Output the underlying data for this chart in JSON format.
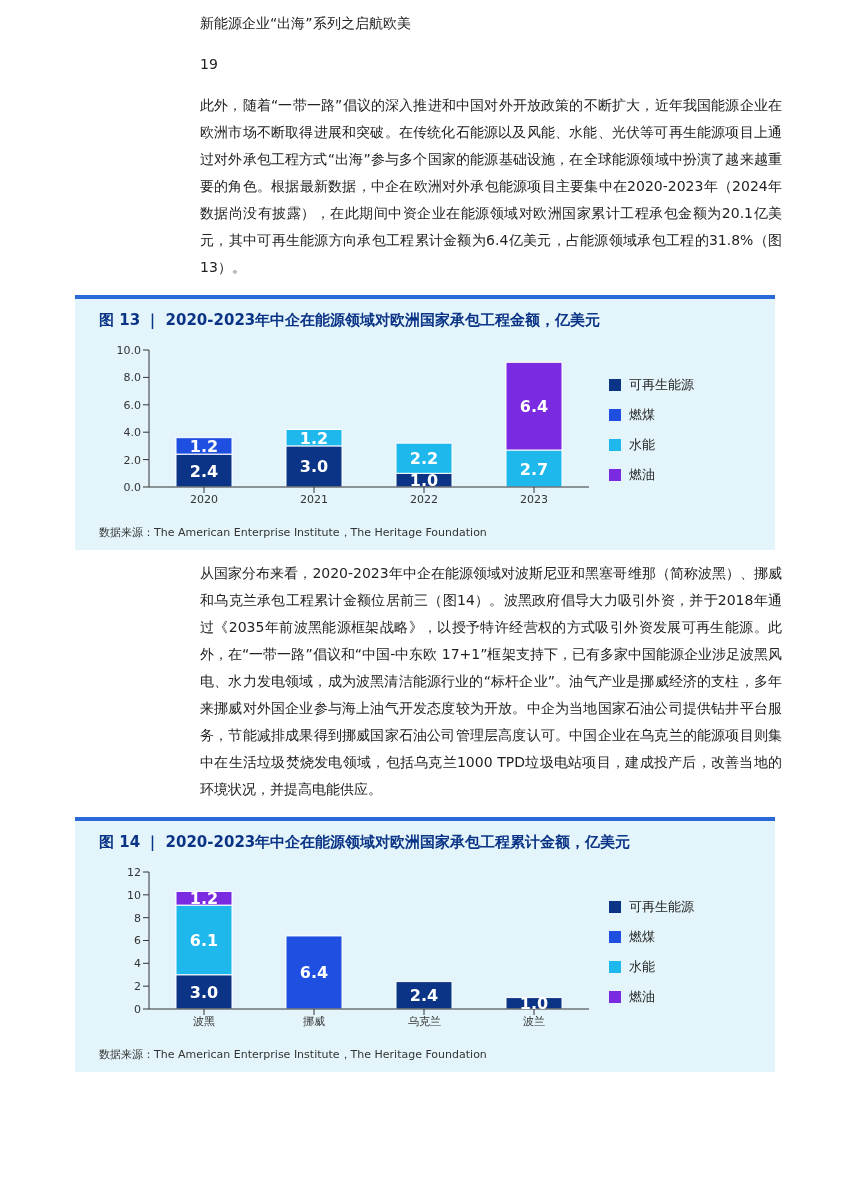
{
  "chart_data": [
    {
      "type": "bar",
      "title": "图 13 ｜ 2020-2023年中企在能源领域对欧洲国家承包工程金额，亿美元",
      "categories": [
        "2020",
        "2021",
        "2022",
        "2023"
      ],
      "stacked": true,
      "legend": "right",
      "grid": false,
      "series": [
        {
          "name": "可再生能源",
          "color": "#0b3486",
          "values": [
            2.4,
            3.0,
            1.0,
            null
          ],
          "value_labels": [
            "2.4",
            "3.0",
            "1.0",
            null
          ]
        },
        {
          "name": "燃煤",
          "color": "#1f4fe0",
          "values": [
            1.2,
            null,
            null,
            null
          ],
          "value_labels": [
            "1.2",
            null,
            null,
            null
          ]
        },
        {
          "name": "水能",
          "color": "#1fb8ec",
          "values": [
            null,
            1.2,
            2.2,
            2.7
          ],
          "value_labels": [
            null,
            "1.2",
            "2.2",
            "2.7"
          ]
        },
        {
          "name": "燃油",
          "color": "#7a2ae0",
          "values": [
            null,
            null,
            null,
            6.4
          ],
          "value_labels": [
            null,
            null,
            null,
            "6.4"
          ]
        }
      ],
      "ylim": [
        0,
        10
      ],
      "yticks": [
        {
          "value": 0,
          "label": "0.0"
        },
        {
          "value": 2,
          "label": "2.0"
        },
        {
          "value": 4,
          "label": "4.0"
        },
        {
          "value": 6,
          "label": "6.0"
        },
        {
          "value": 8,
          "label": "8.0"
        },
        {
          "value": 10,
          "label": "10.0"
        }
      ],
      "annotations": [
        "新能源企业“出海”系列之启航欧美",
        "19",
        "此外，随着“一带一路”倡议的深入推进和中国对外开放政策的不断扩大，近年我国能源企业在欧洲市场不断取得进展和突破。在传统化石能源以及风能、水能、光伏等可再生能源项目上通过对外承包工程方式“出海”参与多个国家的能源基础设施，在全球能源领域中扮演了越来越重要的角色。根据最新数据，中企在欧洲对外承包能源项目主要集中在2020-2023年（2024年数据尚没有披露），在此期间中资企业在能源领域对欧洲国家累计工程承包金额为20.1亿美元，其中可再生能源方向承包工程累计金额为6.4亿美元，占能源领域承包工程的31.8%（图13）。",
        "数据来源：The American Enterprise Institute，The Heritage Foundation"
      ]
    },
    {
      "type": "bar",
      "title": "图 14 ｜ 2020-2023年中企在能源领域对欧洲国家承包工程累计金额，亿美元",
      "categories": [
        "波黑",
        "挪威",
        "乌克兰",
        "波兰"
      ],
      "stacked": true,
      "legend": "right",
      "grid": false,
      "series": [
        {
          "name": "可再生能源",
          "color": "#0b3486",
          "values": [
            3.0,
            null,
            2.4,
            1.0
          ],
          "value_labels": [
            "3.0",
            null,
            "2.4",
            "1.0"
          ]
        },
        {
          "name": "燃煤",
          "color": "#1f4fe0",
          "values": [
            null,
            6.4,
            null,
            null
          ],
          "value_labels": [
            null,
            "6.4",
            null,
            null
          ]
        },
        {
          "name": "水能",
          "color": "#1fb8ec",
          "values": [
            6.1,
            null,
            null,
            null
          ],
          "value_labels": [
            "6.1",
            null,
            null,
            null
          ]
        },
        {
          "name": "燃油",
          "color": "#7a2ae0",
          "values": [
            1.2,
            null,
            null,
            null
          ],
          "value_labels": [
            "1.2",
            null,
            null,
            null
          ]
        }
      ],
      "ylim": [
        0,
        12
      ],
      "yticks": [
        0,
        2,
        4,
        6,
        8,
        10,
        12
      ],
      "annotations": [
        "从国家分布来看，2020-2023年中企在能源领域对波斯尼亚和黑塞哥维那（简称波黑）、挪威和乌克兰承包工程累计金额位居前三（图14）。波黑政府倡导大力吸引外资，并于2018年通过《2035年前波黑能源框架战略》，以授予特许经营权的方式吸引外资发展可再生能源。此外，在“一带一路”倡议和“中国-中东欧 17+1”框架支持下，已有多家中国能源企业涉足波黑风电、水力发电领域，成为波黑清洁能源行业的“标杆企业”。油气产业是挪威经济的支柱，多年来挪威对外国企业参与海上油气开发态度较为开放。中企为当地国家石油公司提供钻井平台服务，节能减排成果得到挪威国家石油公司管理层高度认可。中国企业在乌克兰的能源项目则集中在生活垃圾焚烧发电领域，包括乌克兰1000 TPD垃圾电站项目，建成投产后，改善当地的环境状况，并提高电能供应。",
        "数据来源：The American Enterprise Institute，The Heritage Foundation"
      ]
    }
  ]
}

▬▬▬▬▬▬▬▬▬▬

Exercise aim: Transcribe the full listing above exactly, with the images removed.

Answer to this problem:
Output the underlying data for this chart in JSON format.
{
  "chart_data": [
    {
      "type": "bar",
      "title": "图 13 ｜ 2020-2023年中企在能源领域对欧洲国家承包工程金额，亿美元",
      "categories": [
        "2020",
        "2021",
        "2022",
        "2023"
      ],
      "stacked": true,
      "legend": "right",
      "grid": false,
      "series": [
        {
          "name": "可再生能源",
          "color": "#0b3486",
          "values": [
            2.4,
            3.0,
            1.0,
            null
          ],
          "value_labels": [
            "2.4",
            "3.0",
            "1.0",
            null
          ]
        },
        {
          "name": "燃煤",
          "color": "#1f4fe0",
          "values": [
            1.2,
            null,
            null,
            null
          ],
          "value_labels": [
            "1.2",
            null,
            null,
            null
          ]
        },
        {
          "name": "水能",
          "color": "#1fb8ec",
          "values": [
            null,
            1.2,
            2.2,
            2.7
          ],
          "value_labels": [
            null,
            "1.2",
            "2.2",
            "2.7"
          ]
        },
        {
          "name": "燃油",
          "color": "#7a2ae0",
          "values": [
            null,
            null,
            null,
            6.4
          ],
          "value_labels": [
            null,
            null,
            null,
            "6.4"
          ]
        }
      ],
      "ylim": [
        0,
        10
      ],
      "yticks": [
        {
          "value": 0,
          "label": "0.0"
        },
        {
          "value": 2,
          "label": "2.0"
        },
        {
          "value": 4,
          "label": "4.0"
        },
        {
          "value": 6,
          "label": "6.0"
        },
        {
          "value": 8,
          "label": "8.0"
        },
        {
          "value": 10,
          "label": "10.0"
        }
      ],
      "annotations": [
        "新能源企业“出海”系列之启航欧美",
        "19",
        "此外，随着“一带一路”倡议的深入推进和中国对外开放政策的不断扩大，近年我国能源企业在欧洲市场不断取得进展和突破。在传统化石能源以及风能、水能、光伏等可再生能源项目上通过对外承包工程方式“出海”参与多个国家的能源基础设施，在全球能源领域中扮演了越来越重要的角色。根据最新数据，中企在欧洲对外承包能源项目主要集中在2020-2023年（2024年数据尚没有披露），在此期间中资企业在能源领域对欧洲国家累计工程承包金额为20.1亿美元，其中可再生能源方向承包工程累计金额为6.4亿美元，占能源领域承包工程的31.8%（图13）。",
        "数据来源：The American Enterprise Institute，The Heritage Foundation"
      ]
    },
    {
      "type": "bar",
      "title": "图 14 ｜ 2020-2023年中企在能源领域对欧洲国家承包工程累计金额，亿美元",
      "categories": [
        "波黑",
        "挪威",
        "乌克兰",
        "波兰"
      ],
      "stacked": true,
      "legend": "right",
      "grid": false,
      "series": [
        {
          "name": "可再生能源",
          "color": "#0b3486",
          "values": [
            3.0,
            null,
            2.4,
            1.0
          ],
          "value_labels": [
            "3.0",
            null,
            "2.4",
            "1.0"
          ]
        },
        {
          "name": "燃煤",
          "color": "#1f4fe0",
          "values": [
            null,
            6.4,
            null,
            null
          ],
          "value_labels": [
            null,
            "6.4",
            null,
            null
          ]
        },
        {
          "name": "水能",
          "color": "#1fb8ec",
          "values": [
            6.1,
            null,
            null,
            null
          ],
          "value_labels": [
            "6.1",
            null,
            null,
            null
          ]
        },
        {
          "name": "燃油",
          "color": "#7a2ae0",
          "values": [
            1.2,
            null,
            null,
            null
          ],
          "value_labels": [
            "1.2",
            null,
            null,
            null
          ]
        }
      ],
      "ylim": [
        0,
        12
      ],
      "yticks": [
        0,
        2,
        4,
        6,
        8,
        10,
        12
      ],
      "annotations": [
        "从国家分布来看，2020-2023年中企在能源领域对波斯尼亚和黑塞哥维那（简称波黑）、挪威和乌克兰承包工程累计金额位居前三（图14）。波黑政府倡导大力吸引外资，并于2018年通过《2035年前波黑能源框架战略》，以授予特许经营权的方式吸引外资发展可再生能源。此外，在“一带一路”倡议和“中国-中东欧 17+1”框架支持下，已有多家中国能源企业涉足波黑风电、水力发电领域，成为波黑清洁能源行业的“标杆企业”。油气产业是挪威经济的支柱，多年来挪威对外国企业参与海上油气开发态度较为开放。中企为当地国家石油公司提供钻井平台服务，节能减排成果得到挪威国家石油公司管理层高度认可。中国企业在乌克兰的能源项目则集中在生活垃圾焚烧发电领域，包括乌克兰1000 TPD垃圾电站项目，建成投产后，改善当地的环境状况，并提高电能供应。",
        "数据来源：The American Enterprise Institute，The Heritage Foundation"
      ]
    }
  ]
}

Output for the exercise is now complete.